Work instructions: Scan the data beneath this task and copy each line that includes "Дата".

Input rows:
start
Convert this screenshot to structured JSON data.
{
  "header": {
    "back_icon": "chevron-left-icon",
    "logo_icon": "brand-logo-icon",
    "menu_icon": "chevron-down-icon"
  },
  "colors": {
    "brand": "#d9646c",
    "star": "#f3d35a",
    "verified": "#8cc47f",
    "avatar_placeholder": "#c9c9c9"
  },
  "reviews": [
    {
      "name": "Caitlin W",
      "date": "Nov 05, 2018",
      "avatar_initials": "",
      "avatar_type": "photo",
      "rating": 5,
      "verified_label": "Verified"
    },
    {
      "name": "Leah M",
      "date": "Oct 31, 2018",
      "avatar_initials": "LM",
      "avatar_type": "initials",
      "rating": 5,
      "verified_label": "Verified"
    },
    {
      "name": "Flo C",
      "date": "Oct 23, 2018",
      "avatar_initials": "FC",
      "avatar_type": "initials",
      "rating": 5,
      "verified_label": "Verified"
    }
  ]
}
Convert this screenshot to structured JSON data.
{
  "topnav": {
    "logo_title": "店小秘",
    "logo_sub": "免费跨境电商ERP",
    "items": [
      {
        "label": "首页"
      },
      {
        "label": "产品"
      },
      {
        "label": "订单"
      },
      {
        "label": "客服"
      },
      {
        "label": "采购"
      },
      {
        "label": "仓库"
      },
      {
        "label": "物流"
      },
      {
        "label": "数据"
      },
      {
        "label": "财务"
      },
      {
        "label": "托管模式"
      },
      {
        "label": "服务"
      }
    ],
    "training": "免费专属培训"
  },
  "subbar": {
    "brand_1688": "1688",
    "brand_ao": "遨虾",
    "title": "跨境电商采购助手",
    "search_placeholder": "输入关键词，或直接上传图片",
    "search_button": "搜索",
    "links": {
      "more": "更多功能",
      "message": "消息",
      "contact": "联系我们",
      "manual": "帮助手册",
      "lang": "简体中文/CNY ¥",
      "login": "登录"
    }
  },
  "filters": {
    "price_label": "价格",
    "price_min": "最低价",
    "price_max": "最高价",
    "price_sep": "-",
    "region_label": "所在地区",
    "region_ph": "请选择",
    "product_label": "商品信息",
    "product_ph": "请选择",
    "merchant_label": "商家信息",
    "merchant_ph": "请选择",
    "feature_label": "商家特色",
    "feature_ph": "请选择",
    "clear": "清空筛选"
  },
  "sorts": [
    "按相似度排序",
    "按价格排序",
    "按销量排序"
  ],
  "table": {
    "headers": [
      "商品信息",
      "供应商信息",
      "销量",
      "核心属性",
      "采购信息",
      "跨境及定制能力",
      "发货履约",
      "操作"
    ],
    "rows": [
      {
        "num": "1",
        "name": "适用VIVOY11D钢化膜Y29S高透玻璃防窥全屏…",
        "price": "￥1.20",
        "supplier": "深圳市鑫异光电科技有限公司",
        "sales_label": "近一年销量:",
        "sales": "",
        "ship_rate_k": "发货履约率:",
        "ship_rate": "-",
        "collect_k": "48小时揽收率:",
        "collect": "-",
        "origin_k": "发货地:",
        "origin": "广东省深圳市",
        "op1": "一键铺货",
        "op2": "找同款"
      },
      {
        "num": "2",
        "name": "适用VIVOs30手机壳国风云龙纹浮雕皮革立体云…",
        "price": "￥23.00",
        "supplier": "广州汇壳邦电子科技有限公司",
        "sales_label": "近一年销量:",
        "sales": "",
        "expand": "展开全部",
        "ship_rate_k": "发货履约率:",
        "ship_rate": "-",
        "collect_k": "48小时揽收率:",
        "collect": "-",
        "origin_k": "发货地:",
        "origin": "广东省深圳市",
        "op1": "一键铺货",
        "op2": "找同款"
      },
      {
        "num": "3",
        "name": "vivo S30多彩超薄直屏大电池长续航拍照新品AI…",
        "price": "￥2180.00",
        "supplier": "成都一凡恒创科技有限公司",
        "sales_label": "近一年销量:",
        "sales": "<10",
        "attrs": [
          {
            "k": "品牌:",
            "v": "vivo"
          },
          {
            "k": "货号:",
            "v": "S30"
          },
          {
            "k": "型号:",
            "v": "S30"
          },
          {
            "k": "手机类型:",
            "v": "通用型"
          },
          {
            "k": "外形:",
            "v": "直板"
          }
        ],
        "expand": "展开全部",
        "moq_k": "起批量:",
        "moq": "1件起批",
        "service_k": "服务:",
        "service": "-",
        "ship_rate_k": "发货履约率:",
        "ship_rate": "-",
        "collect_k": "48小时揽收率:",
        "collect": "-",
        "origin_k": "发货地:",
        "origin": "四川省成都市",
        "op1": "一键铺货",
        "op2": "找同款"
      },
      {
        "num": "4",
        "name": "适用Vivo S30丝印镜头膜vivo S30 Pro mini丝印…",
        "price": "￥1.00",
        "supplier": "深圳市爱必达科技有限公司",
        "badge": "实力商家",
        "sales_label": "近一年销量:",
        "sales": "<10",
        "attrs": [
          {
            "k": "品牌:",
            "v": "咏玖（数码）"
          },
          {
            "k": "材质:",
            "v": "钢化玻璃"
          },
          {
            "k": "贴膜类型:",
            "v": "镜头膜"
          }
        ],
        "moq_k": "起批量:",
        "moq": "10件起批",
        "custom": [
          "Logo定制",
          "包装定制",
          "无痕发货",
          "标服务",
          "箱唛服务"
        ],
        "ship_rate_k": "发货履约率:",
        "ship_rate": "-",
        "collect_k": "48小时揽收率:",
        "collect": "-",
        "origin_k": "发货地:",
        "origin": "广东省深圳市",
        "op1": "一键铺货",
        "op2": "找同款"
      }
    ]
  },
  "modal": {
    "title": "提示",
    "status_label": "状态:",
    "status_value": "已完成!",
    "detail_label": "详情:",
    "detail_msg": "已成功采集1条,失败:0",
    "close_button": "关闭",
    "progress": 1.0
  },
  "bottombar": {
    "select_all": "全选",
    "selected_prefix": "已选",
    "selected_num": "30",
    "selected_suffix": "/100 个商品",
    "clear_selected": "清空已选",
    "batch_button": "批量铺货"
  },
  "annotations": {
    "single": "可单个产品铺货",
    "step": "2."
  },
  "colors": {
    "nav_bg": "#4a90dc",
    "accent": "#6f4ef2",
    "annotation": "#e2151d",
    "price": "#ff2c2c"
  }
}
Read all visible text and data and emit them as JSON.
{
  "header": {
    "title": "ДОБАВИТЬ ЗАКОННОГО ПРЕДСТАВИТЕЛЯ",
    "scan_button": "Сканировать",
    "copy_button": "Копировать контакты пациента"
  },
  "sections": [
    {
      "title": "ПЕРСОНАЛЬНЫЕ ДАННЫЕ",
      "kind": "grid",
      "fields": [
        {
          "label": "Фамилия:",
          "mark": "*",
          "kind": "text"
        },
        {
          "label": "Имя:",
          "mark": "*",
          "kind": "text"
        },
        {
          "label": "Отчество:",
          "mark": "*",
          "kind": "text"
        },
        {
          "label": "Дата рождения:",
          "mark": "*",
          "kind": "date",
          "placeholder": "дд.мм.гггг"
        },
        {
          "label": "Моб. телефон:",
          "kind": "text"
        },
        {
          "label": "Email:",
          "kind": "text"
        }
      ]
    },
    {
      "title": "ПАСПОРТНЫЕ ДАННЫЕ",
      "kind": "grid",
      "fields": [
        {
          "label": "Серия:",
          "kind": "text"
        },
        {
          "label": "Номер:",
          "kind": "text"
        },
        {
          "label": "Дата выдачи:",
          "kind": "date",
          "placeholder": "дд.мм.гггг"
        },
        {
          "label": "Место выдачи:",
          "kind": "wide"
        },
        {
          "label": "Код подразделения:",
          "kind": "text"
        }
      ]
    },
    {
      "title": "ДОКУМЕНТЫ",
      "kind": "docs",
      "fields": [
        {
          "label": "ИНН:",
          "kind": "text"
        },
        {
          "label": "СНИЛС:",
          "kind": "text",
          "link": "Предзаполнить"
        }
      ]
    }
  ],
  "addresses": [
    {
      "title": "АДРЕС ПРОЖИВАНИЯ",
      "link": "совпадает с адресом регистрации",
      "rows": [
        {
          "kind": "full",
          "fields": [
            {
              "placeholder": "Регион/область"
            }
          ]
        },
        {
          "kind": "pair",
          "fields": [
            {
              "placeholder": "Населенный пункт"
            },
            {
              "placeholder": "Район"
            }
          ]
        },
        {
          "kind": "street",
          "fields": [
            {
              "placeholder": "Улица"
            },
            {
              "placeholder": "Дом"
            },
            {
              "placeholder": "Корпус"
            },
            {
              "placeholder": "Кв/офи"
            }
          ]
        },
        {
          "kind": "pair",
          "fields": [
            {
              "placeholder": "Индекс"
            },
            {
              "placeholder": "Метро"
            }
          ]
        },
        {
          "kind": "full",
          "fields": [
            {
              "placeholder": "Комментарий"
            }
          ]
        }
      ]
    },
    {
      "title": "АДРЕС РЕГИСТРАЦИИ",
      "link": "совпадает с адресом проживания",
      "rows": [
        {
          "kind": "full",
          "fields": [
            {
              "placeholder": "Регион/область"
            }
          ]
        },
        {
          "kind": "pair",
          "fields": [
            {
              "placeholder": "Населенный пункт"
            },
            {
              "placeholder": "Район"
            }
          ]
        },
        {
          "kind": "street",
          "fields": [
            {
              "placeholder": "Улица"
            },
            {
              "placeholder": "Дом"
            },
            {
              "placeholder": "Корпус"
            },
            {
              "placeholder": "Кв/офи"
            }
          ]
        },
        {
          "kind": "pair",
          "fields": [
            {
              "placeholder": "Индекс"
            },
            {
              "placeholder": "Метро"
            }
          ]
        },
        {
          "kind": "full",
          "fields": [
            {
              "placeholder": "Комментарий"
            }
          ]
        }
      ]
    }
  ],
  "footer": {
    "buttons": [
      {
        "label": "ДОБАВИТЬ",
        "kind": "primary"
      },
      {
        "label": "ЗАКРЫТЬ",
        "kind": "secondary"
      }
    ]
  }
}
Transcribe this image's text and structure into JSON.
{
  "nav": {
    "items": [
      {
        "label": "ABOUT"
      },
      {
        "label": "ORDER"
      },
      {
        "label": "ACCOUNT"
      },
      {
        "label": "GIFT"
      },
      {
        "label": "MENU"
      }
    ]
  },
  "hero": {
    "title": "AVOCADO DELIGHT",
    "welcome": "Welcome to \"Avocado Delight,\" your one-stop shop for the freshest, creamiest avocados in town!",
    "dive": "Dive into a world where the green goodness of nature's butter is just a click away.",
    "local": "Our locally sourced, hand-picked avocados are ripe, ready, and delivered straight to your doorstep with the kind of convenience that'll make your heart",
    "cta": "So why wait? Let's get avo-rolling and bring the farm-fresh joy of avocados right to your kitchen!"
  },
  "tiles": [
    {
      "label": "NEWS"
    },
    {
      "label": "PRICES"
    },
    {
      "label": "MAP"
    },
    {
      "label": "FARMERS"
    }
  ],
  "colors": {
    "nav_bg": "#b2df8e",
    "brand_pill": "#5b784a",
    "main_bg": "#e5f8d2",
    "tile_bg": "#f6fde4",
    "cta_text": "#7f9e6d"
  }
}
end
Full solution:
          "label": "Дата рождения:",
          "label": "Дата выдачи:",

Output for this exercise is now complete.